→ **ACTIVITY**
Answer these questions using the abstract on orofacial cold allodynia:
1. Which nerve underwent chronic constriction injury in the mice?
2. Which potassium current was reduced in cold-sensitive neurons contributing to that nerve?
3. Which channel was delivered to trigeminal neurons in vivo by AAV-based transduction?

→ **EXCERPT**
▬▬▬▬▬▬▬▬▬▬

A functional unbalance of TRPM8 and Kv1 channels underlies orofacial cold allodynia induced by peripheral nerve damage.

Abstract

Cold allodynia is a debilitating symptom of orofacial neuropathic pain resulting from trigeminal nerve damage. The molecular and neural bases of this sensory alteration are still poorly understood. Here, using chronic constriction injury (CCI) of the infraorbital nerve (IoN) (IoN-CCI) in mice, combined with behavioral analysis, Ca²⁺ imaging and patch-clamp recordings of retrogradely labeled IoN neurons in culture, immunohistochemistry, and adeno-associated viral (AAV) vector-based delivery in vivo, we explored the mechanisms underlying the altered orofacial cold sensitivity resulting from axonal damage in this trigeminal branch. We found that cold allodynia induced by IoN-CCI is linked to an increase in the proportion of cold-sensitive neurons (CSNs) contributing to this branch and a shift in their thermal thresholds to higher temperatures. These changes are correlated to a reduction of the Kv1.1-1.2-dependent brake potassium current I_KD in IoN CSNs and a rise in the percentage of trigeminal neurons expressing TRPM8. The analysis of the electrophysiological properties of CSNs contributing to the IoN suggests that painful cold hypersensitivity involves the recruitment of silent nociceptive afferents that become sensitive to mild cold in response to nerve damage. Notably, pharmacological suppression of TRPM8 channels and AAV-based transduction of trigeminal neurons with the Kv1.1 channel in vivo effectively reverted the nociceptive phenotype in injured animals. Altogether, our results unveil a crucial role of TRPM8 and Kv1 channels in orofacial cold allodynia, suggesting that both the specific TRPM8-blocking and the AAV-driven expression of potassium channels underlying I_KD in trigeminal neurons can be effective tools to revert this damage-triggered sensory alteration.

▬▬▬▬▬▬▬▬▬▬

→ **STUDY MATERIAL**
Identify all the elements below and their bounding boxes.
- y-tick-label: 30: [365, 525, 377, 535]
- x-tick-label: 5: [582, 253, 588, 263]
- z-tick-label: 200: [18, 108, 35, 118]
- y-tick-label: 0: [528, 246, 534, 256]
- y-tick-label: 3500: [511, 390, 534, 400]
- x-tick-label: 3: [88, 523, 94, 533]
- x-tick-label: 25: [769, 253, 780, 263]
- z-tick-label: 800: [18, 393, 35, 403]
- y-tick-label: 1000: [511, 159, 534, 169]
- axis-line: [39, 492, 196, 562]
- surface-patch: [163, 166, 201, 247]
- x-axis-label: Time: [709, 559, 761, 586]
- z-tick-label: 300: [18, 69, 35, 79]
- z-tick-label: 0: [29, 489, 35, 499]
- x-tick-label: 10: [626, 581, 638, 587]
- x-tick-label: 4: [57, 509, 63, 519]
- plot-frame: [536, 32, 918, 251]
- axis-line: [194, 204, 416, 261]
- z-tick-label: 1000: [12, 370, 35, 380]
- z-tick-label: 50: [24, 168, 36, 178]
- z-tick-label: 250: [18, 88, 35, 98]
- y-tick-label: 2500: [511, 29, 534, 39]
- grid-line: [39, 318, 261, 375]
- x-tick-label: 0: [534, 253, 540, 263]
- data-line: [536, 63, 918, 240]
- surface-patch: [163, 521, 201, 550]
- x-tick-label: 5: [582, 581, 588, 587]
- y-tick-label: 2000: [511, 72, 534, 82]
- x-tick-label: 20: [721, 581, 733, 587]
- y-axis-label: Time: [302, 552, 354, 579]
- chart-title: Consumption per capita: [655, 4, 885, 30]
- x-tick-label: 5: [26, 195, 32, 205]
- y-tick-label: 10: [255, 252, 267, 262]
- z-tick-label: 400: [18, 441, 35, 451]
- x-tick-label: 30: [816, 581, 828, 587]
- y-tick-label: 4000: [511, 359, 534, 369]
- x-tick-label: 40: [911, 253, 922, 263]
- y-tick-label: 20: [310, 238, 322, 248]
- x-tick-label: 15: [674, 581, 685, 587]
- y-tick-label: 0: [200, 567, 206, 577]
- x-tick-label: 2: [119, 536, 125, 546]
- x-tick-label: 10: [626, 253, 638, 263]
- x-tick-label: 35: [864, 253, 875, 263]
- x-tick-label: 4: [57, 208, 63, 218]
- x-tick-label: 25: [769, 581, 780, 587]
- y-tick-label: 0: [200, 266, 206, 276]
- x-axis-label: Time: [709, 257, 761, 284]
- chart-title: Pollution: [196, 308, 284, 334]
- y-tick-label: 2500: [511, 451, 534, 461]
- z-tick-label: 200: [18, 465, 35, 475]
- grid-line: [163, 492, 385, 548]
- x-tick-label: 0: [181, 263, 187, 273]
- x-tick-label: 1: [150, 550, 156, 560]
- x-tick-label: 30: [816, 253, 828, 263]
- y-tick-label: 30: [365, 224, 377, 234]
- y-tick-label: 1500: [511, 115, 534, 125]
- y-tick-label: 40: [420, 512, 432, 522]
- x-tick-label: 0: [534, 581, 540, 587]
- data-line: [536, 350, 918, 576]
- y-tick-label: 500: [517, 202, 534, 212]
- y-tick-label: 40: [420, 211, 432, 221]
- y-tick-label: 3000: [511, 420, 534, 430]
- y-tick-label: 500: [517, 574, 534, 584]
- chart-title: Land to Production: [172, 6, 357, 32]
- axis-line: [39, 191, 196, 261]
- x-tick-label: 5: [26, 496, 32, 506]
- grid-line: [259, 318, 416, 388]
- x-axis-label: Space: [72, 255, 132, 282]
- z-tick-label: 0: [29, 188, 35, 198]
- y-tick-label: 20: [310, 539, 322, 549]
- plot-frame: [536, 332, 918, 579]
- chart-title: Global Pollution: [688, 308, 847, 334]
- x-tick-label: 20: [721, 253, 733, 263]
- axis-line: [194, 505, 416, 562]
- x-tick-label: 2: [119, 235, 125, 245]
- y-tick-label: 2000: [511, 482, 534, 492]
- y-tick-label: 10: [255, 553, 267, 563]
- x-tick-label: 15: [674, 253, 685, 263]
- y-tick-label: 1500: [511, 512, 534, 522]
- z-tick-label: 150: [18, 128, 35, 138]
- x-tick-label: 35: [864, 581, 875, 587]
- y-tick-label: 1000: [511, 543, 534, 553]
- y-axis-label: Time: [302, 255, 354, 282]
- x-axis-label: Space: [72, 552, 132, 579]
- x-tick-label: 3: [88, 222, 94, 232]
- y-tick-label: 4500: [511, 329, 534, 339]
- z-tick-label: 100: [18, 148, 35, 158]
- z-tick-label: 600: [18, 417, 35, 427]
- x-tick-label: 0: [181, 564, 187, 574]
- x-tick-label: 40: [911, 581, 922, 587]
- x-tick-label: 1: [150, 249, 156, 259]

▬▬▬▬▬▬▬▬▬▬

→ **SOLVED EXERCISE**
1. The infraorbital nerve (IoN).
2. The Kv1.1-1.2-dependent brake potassium current I_KD.
3. The Kv1.1 channel.